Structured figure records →
-- Begin --
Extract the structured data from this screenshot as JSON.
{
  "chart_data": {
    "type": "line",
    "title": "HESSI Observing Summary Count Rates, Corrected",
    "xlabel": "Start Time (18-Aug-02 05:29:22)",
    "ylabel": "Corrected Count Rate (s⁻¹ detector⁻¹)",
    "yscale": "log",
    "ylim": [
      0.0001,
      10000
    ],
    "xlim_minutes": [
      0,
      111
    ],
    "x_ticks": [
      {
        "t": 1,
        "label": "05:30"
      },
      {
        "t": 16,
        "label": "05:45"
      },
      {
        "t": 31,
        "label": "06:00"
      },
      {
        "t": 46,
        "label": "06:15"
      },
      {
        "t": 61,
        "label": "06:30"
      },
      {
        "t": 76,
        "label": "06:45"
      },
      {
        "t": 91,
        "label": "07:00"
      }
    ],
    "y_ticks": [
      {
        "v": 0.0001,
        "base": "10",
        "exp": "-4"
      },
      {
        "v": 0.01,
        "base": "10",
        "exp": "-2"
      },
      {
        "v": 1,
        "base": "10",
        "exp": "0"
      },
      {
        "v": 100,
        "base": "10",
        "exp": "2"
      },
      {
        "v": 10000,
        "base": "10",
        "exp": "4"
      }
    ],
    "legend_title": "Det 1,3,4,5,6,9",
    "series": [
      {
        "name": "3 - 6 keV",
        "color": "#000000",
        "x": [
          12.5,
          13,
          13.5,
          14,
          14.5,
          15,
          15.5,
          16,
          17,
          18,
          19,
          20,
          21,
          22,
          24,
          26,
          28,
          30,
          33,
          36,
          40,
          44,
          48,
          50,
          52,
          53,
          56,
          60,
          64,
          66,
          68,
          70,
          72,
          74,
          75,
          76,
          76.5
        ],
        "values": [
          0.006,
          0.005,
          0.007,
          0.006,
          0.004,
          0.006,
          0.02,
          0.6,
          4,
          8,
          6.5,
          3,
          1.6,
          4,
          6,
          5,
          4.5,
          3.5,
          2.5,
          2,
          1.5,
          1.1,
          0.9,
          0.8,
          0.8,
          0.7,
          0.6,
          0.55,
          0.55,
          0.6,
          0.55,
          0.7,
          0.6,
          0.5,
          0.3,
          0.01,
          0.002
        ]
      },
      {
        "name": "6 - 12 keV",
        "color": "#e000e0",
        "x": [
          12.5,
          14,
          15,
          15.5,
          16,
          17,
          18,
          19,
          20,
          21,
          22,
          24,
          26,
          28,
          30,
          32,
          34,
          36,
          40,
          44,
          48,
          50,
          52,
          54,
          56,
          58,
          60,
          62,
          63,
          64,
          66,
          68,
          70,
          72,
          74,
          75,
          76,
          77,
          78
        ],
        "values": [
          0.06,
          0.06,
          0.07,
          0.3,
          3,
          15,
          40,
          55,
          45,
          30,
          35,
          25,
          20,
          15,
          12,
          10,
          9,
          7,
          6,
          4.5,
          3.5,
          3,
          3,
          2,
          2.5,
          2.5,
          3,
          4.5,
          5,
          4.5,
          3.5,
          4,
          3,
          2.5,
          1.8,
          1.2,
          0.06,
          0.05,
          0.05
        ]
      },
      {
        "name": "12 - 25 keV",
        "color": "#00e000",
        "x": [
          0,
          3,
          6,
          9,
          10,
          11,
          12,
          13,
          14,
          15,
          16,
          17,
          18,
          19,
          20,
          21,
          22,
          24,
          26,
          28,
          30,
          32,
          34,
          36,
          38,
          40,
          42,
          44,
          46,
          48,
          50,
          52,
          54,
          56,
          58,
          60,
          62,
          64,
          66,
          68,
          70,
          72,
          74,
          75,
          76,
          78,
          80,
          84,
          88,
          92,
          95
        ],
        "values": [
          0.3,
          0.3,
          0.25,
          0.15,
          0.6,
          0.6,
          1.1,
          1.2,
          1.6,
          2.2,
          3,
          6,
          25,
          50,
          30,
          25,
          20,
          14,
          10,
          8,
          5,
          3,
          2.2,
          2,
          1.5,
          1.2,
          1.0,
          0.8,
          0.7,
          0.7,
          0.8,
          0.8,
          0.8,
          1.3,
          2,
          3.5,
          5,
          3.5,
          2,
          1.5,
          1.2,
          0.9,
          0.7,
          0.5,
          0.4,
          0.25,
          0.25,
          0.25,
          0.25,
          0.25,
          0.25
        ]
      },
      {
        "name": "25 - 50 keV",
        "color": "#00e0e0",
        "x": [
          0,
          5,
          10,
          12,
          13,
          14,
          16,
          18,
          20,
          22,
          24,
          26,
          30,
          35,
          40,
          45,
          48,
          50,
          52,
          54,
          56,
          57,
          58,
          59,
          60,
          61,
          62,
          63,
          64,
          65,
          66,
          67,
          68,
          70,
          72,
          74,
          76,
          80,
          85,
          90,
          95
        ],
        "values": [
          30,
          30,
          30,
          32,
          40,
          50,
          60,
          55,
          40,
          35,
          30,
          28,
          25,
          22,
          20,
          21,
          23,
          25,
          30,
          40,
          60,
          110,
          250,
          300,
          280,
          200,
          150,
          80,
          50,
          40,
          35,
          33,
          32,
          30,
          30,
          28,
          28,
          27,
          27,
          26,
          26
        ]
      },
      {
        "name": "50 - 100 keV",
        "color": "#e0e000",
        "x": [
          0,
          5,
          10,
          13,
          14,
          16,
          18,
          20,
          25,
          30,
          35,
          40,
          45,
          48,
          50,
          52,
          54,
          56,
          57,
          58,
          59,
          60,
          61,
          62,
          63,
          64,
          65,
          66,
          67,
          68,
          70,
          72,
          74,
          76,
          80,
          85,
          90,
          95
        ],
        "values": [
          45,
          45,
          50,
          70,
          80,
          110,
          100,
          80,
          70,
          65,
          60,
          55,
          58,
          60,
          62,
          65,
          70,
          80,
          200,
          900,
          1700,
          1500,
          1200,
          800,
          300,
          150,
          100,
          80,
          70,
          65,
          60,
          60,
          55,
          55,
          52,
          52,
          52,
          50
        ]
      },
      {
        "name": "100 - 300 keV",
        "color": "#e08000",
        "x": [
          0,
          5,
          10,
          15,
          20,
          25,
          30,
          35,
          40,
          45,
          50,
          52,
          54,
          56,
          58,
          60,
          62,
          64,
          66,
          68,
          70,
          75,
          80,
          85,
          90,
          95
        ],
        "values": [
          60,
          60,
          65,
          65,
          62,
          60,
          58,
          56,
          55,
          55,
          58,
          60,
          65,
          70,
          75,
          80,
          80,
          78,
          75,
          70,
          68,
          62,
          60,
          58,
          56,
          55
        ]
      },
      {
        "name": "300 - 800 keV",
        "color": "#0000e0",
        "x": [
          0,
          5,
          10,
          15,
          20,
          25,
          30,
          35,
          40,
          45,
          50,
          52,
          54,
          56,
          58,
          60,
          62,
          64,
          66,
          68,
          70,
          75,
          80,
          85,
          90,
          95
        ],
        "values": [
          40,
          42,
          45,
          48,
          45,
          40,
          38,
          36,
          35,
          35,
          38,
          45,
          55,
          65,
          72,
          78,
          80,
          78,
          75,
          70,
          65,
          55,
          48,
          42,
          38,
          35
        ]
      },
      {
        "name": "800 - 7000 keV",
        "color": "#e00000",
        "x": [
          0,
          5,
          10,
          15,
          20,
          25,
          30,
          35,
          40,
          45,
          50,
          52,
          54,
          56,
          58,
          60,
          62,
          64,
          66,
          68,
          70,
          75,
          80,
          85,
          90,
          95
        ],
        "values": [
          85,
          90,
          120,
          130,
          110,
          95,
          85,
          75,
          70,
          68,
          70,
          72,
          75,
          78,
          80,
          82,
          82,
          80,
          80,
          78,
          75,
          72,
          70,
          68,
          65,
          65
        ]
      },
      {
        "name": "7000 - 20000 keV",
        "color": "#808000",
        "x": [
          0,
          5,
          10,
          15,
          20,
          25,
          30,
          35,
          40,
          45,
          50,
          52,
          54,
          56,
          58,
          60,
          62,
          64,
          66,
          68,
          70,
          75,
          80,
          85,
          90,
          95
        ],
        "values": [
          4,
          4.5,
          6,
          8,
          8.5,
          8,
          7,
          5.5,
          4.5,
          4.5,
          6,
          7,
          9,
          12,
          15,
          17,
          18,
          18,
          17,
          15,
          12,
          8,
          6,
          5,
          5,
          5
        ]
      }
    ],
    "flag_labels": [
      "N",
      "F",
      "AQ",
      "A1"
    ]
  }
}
-- End --
Work to complete → In the records above, collect each line with "Corrected".

Exercise response →
    "title": "HESSI Observing Summary Count Rates, Corrected",
    "ylabel": "Corrected Count Rate (s⁻¹ detector⁻¹)",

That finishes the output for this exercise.